• **Problem**: Your task is to copy the material exactly.

Extracted records:
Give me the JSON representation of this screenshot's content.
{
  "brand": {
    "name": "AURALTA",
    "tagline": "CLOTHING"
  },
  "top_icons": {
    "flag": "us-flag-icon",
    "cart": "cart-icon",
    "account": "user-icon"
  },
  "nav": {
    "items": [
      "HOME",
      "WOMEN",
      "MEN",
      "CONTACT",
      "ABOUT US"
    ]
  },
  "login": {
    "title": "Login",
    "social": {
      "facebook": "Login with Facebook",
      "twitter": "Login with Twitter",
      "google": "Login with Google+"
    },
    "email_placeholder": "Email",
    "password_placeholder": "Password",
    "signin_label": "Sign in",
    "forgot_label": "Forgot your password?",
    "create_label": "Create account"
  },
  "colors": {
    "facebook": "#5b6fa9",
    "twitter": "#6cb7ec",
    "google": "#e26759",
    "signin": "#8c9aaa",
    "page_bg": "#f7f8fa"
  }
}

• **Problem solution**:
Give me the JSON representation of this screenshot's content.
{
  "brand": {
    "name": "AURALTA",
    "tagline": "CLOTHING"
  },
  "top_icons": {
    "flag": "us-flag-icon",
    "cart": "cart-icon",
    "account": "user-icon"
  },
  "nav": {
    "items": [
      "HOME",
      "WOMEN",
      "MEN",
      "CONTACT",
      "ABOUT US"
    ]
  },
  "login": {
    "title": "Login",
    "social": {
      "facebook": "Login with Facebook",
      "twitter": "Login with Twitter",
      "google": "Login with Google+"
    },
    "email_placeholder": "Email",
    "password_placeholder": "Password",
    "signin_label": "Sign in",
    "forgot_label": "Forgot your password?",
    "create_label": "Create account"
  },
  "colors": {
    "facebook": "#5b6fa9",
    "twitter": "#6cb7ec",
    "google": "#e26759",
    "signin": "#8c9aaa",
    "page_bg": "#f7f8fa"
  }
}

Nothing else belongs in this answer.